==== Page

It took courage, conviction and a lot of moxie for Dave Gilb, director of the Department of Personnel Administration, to make a personal presentation at the ACSS Board Meeting on Nov. 4, 2006. But, then, Dave has already proved to ACSS members that he is a man of integrity, a man of his word and a man who believes in down-home honesty and hard work.

Dave is looking to fix many of the problems ACSS members have experienced for decades. They can't be quick fixes; but they can be quickly addressed ... and that's what he's doing.

Gilb came to the Board Meeting to show he really does care about excluded employee issues. He came to answer questions. He came to hear our complaints and to seek solutions that will satisfy our members and this administration. Mainly, he came to listen.

"DPA is not a funding agency," Gilb said. "I have to march over to the Department of Finance and ask for money ... and I've done that. The Schwarzenegger administration is a data-driven administration and makes decisions based on appropriate supporting data.

"As you know this year we did a survey. It provided us with objective data that showed there is a 15 to 30 percent lag in salaries from some of our public sector counterparts, making it difficult to recruit and retain the best people," he admitted candidly. "This data was instrumental in getting the money released in the budget [for excluded employees] because Gov. Schwarzenegger pays attention to objective data."

Vacancy rates in some classifications, he explained, are unacceptable and they're only going to get worse because "... in five years, 35 percent of the state workforce will be gone and services for the citizens of California won't be there if we don't recruit new people, qualified people," Gilb said.

========
==== Material

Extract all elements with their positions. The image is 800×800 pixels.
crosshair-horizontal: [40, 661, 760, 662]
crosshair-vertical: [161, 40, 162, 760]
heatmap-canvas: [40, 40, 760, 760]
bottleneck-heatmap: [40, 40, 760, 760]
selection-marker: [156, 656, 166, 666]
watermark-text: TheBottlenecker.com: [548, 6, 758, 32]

========

— Exercise requirements —
1. Reproduce the article about Dave Gilb word for word, starting at "Dave is looking" and ending at "came to listen.".
2. In the article about Dave Gilb, what percentage of the state workforce does he say will be gone in five years?
3. Continue the article about Dave Gilb's visit to the ACSS Board Meeting from the point where it stops.
The items are separate material and have nothing to do with the article about Dave Gilb.

— Answers per task —
1.
Dave is looking to fix many of the problems ACSS members have experienced for decades. They can't be quick fixes; but they can be quickly addressed ... and that's what he's doing.

Gilb came to the Board Meeting to show he really does care about excluded employee issues. He came to answer questions. He came to hear our complaints and to seek solutions that will satisfy our members and this administration. Mainly, he came to listen.

2. 35 percent

3.
Gilb had barely begun speaking when ACSS members started lining up at the microphone to ask questions of the DPA director. Gilb, however, seemed unfazed by this and continued his presentation -- without notes and without an associate to help him with numbers or answers -- until he had said what he came to say.

When the questions started coming at him, many very specific to the member's job classification or upside-down salary structure, Dave didn't wince once. He was poised and professional, never "promising" to get back to the member, but telling each person that if they would give Bonnie Morris or Mitch Semer the specifics of their personal situation, he would be glad to look at them all.

Gilb gave our ACSS assemblage more than just a fine presentation. He gave each person hope that their situation would be addressed and that the long-standing environment of ignoring excluded employees' salaries and issues has come to an end.

"Anything ACSS can do to help us look at classifications" and make appropriate recommendations, DPA is willing and eager to hear them, he said.

In discussing some of the egregious compaction problems and those of recruiting and retaining the best people, Dave said: "I've been a state employee for 33 years and the state has been good to me. I want it to be good to those who follow me. I'm looking for solutions to these problems."

So is ACSS.

We will be working very closely with DPA, and Director Gilb, to solve these and other problems related to excluded employees' careers and compensation. And that IS a promise from ACSS.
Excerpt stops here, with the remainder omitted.